Retype the material word for word.

★ ★ ★ ★

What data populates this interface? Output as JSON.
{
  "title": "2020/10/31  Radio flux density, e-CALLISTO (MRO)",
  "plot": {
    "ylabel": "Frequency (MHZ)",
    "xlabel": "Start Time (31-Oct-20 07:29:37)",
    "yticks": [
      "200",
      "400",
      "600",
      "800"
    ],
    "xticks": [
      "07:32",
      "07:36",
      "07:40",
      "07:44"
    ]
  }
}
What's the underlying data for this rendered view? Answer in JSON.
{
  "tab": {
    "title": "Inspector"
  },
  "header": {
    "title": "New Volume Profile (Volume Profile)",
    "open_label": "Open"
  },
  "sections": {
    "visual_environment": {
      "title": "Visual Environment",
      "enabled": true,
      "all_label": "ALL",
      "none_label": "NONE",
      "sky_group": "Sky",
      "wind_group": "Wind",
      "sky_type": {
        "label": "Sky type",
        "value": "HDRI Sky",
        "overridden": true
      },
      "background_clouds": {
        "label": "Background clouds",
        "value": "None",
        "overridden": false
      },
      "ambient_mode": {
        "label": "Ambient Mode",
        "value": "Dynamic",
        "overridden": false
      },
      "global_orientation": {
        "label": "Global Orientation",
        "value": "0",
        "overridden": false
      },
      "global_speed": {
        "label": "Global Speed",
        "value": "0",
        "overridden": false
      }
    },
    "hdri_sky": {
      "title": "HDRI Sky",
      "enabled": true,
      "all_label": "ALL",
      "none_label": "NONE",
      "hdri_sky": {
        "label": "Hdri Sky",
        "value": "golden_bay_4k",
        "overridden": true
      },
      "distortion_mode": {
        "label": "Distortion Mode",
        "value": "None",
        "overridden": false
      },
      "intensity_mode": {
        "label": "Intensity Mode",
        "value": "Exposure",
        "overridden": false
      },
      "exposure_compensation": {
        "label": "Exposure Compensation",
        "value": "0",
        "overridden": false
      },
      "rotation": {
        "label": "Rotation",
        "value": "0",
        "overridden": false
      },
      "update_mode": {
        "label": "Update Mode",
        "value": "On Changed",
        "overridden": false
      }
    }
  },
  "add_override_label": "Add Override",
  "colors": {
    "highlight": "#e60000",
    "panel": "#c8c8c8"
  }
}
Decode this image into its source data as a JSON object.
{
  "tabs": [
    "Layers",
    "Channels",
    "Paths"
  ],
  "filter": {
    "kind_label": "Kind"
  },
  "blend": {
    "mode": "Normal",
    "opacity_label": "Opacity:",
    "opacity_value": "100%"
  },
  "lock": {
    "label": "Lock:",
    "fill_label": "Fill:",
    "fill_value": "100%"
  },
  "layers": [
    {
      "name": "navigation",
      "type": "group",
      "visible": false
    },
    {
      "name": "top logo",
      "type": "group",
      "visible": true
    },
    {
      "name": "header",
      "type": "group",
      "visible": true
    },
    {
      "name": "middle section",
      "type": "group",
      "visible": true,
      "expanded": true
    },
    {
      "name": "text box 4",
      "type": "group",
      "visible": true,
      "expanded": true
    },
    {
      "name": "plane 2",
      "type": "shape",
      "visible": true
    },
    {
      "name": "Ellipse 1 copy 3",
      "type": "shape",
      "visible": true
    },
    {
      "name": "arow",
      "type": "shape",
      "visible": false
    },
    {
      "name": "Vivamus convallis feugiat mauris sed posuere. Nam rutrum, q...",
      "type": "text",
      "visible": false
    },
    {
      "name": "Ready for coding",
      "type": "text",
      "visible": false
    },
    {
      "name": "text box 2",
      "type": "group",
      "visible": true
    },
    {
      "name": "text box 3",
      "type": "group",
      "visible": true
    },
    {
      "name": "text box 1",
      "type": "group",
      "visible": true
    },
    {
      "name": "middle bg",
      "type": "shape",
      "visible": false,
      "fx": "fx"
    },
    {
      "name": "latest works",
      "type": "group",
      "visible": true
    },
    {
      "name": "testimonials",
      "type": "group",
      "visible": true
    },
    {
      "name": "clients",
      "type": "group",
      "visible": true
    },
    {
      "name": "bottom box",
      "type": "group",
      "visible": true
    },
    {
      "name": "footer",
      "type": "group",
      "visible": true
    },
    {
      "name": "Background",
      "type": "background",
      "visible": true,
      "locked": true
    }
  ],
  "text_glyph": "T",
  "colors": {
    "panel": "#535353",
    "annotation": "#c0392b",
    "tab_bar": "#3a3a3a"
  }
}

★ ★ ★ ★

Exercise result:
What data populates this interface? Output as JSON.
{
  "title": "2020/10/31  Radio flux density, e-CALLISTO (MRO)",
  "plot": {
    "ylabel": "Frequency (MHZ)",
    "xlabel": "Start Time (31-Oct-20 07:29:37)",
    "yticks": [
      "200",
      "400",
      "600",
      "800"
    ],
    "xticks": [
      "07:32",
      "07:36",
      "07:40",
      "07:44"
    ]
  }
}
What's the underlying data for this rendered view? Answer in JSON.
{
  "tab": {
    "title": "Inspector"
  },
  "header": {
    "title": "New Volume Profile (Volume Profile)",
    "open_label": "Open"
  },
  "sections": {
    "visual_environment": {
      "title": "Visual Environment",
      "enabled": true,
      "all_label": "ALL",
      "none_label": "NONE",
      "sky_group": "Sky",
      "wind_group": "Wind",
      "sky_type": {
        "label": "Sky type",
        "value": "HDRI Sky",
        "overridden": true
      },
      "background_clouds": {
        "label": "Background clouds",
        "value": "None",
        "overridden": false
      },
      "ambient_mode": {
        "label": "Ambient Mode",
        "value": "Dynamic",
        "overridden": false
      },
      "global_orientation": {
        "label": "Global Orientation",
        "value": "0",
        "overridden": false
      },
      "global_speed": {
        "label": "Global Speed",
        "value": "0",
        "overridden": false
      }
    },
    "hdri_sky": {
      "title": "HDRI Sky",
      "enabled": true,
      "all_label": "ALL",
      "none_label": "NONE",
      "hdri_sky": {
        "label": "Hdri Sky",
        "value": "golden_bay_4k",
        "overridden": true
      },
      "distortion_mode": {
        "label": "Distortion Mode",
        "value": "None",
        "overridden": false
      },
      "intensity_mode": {
        "label": "Intensity Mode",
        "value": "Exposure",
        "overridden": false
      },
      "exposure_compensation": {
        "label": "Exposure Compensation",
        "value": "0",
        "overridden": false
      },
      "rotation": {
        "label": "Rotation",
        "value": "0",
        "overridden": false
      },
      "update_mode": {
        "label": "Update Mode",
        "value": "On Changed",
        "overridden": false
      }
    }
  },
  "add_override_label": "Add Override",
  "colors": {
    "highlight": "#e60000",
    "panel": "#c8c8c8"
  }
}
Decode this image into its source data as a JSON object.
{
  "tabs": [
    "Layers",
    "Channels",
    "Paths"
  ],
  "filter": {
    "kind_label": "Kind"
  },
  "blend": {
    "mode": "Normal",
    "opacity_label": "Opacity:",
    "opacity_value": "100%"
  },
  "lock": {
    "label": "Lock:",
    "fill_label": "Fill:",
    "fill_value": "100%"
  },
  "layers": [
    {
      "name": "navigation",
      "type": "group",
      "visible": false
    },
    {
      "name": "top logo",
      "type": "group",
      "visible": true
    },
    {
      "name": "header",
      "type": "group",
      "visible": true
    },
    {
      "name": "middle section",
      "type": "group",
      "visible": true,
      "expanded": true
    },
    {
      "name": "text box 4",
      "type": "group",
      "visible": true,
      "expanded": true
    },
    {
      "name": "plane 2",
      "type": "shape",
      "visible": true
    },
    {
      "name": "Ellipse 1 copy 3",
      "type": "shape",
      "visible": true
    },
    {
      "name": "arow",
      "type": "shape",
      "visible": false
    },
    {
      "name": "Vivamus convallis feugiat mauris sed posuere. Nam rutrum, q...",
      "type": "text",
      "visible": false
    },
    {
      "name": "Ready for coding",
      "type": "text",
      "visible": false
    },
    {
      "name": "text box 2",
      "type": "group",
      "visible": true
    },
    {
      "name": "text box 3",
      "type": "group",
      "visible": true
    },
    {
      "name": "text box 1",
      "type": "group",
      "visible": true
    },
    {
      "name": "middle bg",
      "type": "shape",
      "visible": false,
      "fx": "fx"
    },
    {
      "name": "latest works",
      "type": "group",
      "visible": true
    },
    {
      "name": "testimonials",
      "type": "group",
      "visible": true
    },
    {
      "name": "clients",
      "type": "group",
      "visible": true
    },
    {
      "name": "bottom box",
      "type": "group",
      "visible": true
    },
    {
      "name": "footer",
      "type": "group",
      "visible": true
    },
    {
      "name": "Background",
      "type": "background",
      "visible": true,
      "locked": true
    }
  ],
  "text_glyph": "T",
  "colors": {
    "panel": "#535353",
    "annotation": "#c0392b",
    "tab_bar": "#3a3a3a"
  }
}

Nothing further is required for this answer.